** Start of RECORDED DATA **
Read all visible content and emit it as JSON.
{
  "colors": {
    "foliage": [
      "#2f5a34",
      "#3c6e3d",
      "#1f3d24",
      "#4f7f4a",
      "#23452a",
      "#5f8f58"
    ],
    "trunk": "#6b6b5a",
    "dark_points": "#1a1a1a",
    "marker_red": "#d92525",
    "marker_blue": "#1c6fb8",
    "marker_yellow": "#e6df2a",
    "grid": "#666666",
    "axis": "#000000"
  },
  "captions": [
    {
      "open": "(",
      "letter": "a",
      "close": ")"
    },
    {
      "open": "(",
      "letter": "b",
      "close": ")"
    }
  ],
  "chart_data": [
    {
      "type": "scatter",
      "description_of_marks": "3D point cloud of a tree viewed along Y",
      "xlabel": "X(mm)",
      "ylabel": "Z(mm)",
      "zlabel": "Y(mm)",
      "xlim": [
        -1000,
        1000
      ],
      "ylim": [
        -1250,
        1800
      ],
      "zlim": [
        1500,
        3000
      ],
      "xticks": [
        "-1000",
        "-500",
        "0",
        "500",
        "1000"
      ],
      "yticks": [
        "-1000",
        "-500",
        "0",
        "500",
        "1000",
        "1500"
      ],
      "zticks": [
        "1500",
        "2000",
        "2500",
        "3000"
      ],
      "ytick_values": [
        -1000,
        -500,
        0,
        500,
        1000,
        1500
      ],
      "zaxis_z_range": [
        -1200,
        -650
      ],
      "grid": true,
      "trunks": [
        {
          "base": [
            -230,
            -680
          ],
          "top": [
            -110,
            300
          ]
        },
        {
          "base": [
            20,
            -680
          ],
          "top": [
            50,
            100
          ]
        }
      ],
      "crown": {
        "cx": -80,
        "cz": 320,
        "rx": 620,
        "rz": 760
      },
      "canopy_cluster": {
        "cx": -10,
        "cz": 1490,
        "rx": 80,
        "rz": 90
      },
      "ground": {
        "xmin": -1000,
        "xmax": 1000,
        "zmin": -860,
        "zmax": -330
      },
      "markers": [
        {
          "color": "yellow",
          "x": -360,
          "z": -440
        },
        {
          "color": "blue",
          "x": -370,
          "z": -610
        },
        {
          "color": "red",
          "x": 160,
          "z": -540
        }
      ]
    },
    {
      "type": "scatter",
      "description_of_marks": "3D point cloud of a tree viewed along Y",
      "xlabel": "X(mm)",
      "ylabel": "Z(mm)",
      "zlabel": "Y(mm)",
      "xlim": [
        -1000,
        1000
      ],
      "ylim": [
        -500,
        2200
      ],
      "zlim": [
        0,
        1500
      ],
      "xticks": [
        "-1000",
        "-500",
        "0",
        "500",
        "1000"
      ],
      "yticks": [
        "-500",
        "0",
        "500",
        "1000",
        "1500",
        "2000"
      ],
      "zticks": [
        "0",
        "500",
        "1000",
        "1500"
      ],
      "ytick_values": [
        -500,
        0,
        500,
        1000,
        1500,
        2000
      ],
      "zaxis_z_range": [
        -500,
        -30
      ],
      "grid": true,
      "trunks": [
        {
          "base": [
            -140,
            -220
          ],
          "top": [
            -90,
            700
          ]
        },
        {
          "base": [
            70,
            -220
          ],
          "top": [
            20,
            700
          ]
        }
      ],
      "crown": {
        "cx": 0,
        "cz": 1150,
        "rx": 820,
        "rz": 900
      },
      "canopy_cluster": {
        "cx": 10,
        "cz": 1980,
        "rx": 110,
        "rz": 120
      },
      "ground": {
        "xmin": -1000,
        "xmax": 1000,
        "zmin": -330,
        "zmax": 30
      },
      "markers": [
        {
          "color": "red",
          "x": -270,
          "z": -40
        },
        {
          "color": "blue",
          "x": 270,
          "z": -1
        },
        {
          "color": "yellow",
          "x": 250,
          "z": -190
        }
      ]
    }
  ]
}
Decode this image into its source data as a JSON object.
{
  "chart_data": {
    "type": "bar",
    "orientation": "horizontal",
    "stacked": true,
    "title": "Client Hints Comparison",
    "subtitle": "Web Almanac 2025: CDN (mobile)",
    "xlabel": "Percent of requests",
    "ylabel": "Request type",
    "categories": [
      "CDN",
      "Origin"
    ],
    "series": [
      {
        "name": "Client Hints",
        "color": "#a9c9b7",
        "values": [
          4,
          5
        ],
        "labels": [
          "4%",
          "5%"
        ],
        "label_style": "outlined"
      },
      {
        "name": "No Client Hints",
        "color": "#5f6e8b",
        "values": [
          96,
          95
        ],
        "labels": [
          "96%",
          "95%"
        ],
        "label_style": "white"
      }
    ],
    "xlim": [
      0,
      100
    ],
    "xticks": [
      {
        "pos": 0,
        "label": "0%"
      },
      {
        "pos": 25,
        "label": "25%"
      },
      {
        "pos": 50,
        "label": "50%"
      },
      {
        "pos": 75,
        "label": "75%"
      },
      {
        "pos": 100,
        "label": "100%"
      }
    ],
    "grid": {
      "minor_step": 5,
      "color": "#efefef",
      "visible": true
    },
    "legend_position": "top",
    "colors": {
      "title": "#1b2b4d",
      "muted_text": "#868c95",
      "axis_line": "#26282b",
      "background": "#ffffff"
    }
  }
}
** End of RECORDED DATA **
WHAT TO PRODUCE:
Output the complete data exactly as written.

WRITTEN REPLY:
Read all visible content and emit it as JSON.
{
  "colors": {
    "foliage": [
      "#2f5a34",
      "#3c6e3d",
      "#1f3d24",
      "#4f7f4a",
      "#23452a",
      "#5f8f58"
    ],
    "trunk": "#6b6b5a",
    "dark_points": "#1a1a1a",
    "marker_red": "#d92525",
    "marker_blue": "#1c6fb8",
    "marker_yellow": "#e6df2a",
    "grid": "#666666",
    "axis": "#000000"
  },
  "captions": [
    {
      "open": "(",
      "letter": "a",
      "close": ")"
    },
    {
      "open": "(",
      "letter": "b",
      "close": ")"
    }
  ],
  "chart_data": [
    {
      "type": "scatter",
      "description_of_marks": "3D point cloud of a tree viewed along Y",
      "xlabel": "X(mm)",
      "ylabel": "Z(mm)",
      "zlabel": "Y(mm)",
      "xlim": [
        -1000,
        1000
      ],
      "ylim": [
        -1250,
        1800
      ],
      "zlim": [
        1500,
        3000
      ],
      "xticks": [
        "-1000",
        "-500",
        "0",
        "500",
        "1000"
      ],
      "yticks": [
        "-1000",
        "-500",
        "0",
        "500",
        "1000",
        "1500"
      ],
      "zticks": [
        "1500",
        "2000",
        "2500",
        "3000"
      ],
      "ytick_values": [
        -1000,
        -500,
        0,
        500,
        1000,
        1500
      ],
      "zaxis_z_range": [
        -1200,
        -650
      ],
      "grid": true,
      "trunks": [
        {
          "base": [
            -230,
            -680
          ],
          "top": [
            -110,
            300
          ]
        },
        {
          "base": [
            20,
            -680
          ],
          "top": [
            50,
            100
          ]
        }
      ],
      "crown": {
        "cx": -80,
        "cz": 320,
        "rx": 620,
        "rz": 760
      },
      "canopy_cluster": {
        "cx": -10,
        "cz": 1490,
        "rx": 80,
        "rz": 90
      },
      "ground": {
        "xmin": -1000,
        "xmax": 1000,
        "zmin": -860,
        "zmax": -330
      },
      "markers": [
        {
          "color": "yellow",
          "x": -360,
          "z": -440
        },
        {
          "color": "blue",
          "x": -370,
          "z": -610
        },
        {
          "color": "red",
          "x": 160,
          "z": -540
        }
      ]
    },
    {
      "type": "scatter",
      "description_of_marks": "3D point cloud of a tree viewed along Y",
      "xlabel": "X(mm)",
      "ylabel": "Z(mm)",
      "zlabel": "Y(mm)",
      "xlim": [
        -1000,
        1000
      ],
      "ylim": [
        -500,
        2200
      ],
      "zlim": [
        0,
        1500
      ],
      "xticks": [
        "-1000",
        "-500",
        "0",
        "500",
        "1000"
      ],
      "yticks": [
        "-500",
        "0",
        "500",
        "1000",
        "1500",
        "2000"
      ],
      "zticks": [
        "0",
        "500",
        "1000",
        "1500"
      ],
      "ytick_values": [
        -500,
        0,
        500,
        1000,
        1500,
        2000
      ],
      "zaxis_z_range": [
        -500,
        -30
      ],
      "grid": true,
      "trunks": [
        {
          "base": [
            -140,
            -220
          ],
          "top": [
            -90,
            700
          ]
        },
        {
          "base": [
            70,
            -220
          ],
          "top": [
            20,
            700
          ]
        }
      ],
      "crown": {
        "cx": 0,
        "cz": 1150,
        "rx": 820,
        "rz": 900
      },
      "canopy_cluster": {
        "cx": 10,
        "cz": 1980,
        "rx": 110,
        "rz": 120
      },
      "ground": {
        "xmin": -1000,
        "xmax": 1000,
        "zmin": -330,
        "zmax": 30
      },
      "markers": [
        {
          "color": "red",
          "x": -270,
          "z": -40
        },
        {
          "color": "blue",
          "x": 270,
          "z": -1
        },
        {
          "color": "yellow",
          "x": 250,
          "z": -190
        }
      ]
    }
  ]
}
Decode this image into its source data as a JSON object.
{
  "chart_data": {
    "type": "bar",
    "orientation": "horizontal",
    "stacked": true,
    "title": "Client Hints Comparison",
    "subtitle": "Web Almanac 2025: CDN (mobile)",
    "xlabel": "Percent of requests",
    "ylabel": "Request type",
    "categories": [
      "CDN",
      "Origin"
    ],
    "series": [
      {
        "name": "Client Hints",
        "color": "#a9c9b7",
        "values": [
          4,
          5
        ],
        "labels": [
          "4%",
          "5%"
        ],
        "label_style": "outlined"
      },
      {
        "name": "No Client Hints",
        "color": "#5f6e8b",
        "values": [
          96,
          95
        ],
        "labels": [
          "96%",
          "95%"
        ],
        "label_style": "white"
      }
    ],
    "xlim": [
      0,
      100
    ],
    "xticks": [
      {
        "pos": 0,
        "label": "0%"
      },
      {
        "pos": 25,
        "label": "25%"
      },
      {
        "pos": 50,
        "label": "50%"
      },
      {
        "pos": 75,
        "label": "75%"
      },
      {
        "pos": 100,
        "label": "100%"
      }
    ],
    "grid": {
      "minor_step": 5,
      "color": "#efefef",
      "visible": true
    },
    "legend_position": "top",
    "colors": {
      "title": "#1b2b4d",
      "muted_text": "#868c95",
      "axis_line": "#26282b",
      "background": "#ffffff"
    }
  }
}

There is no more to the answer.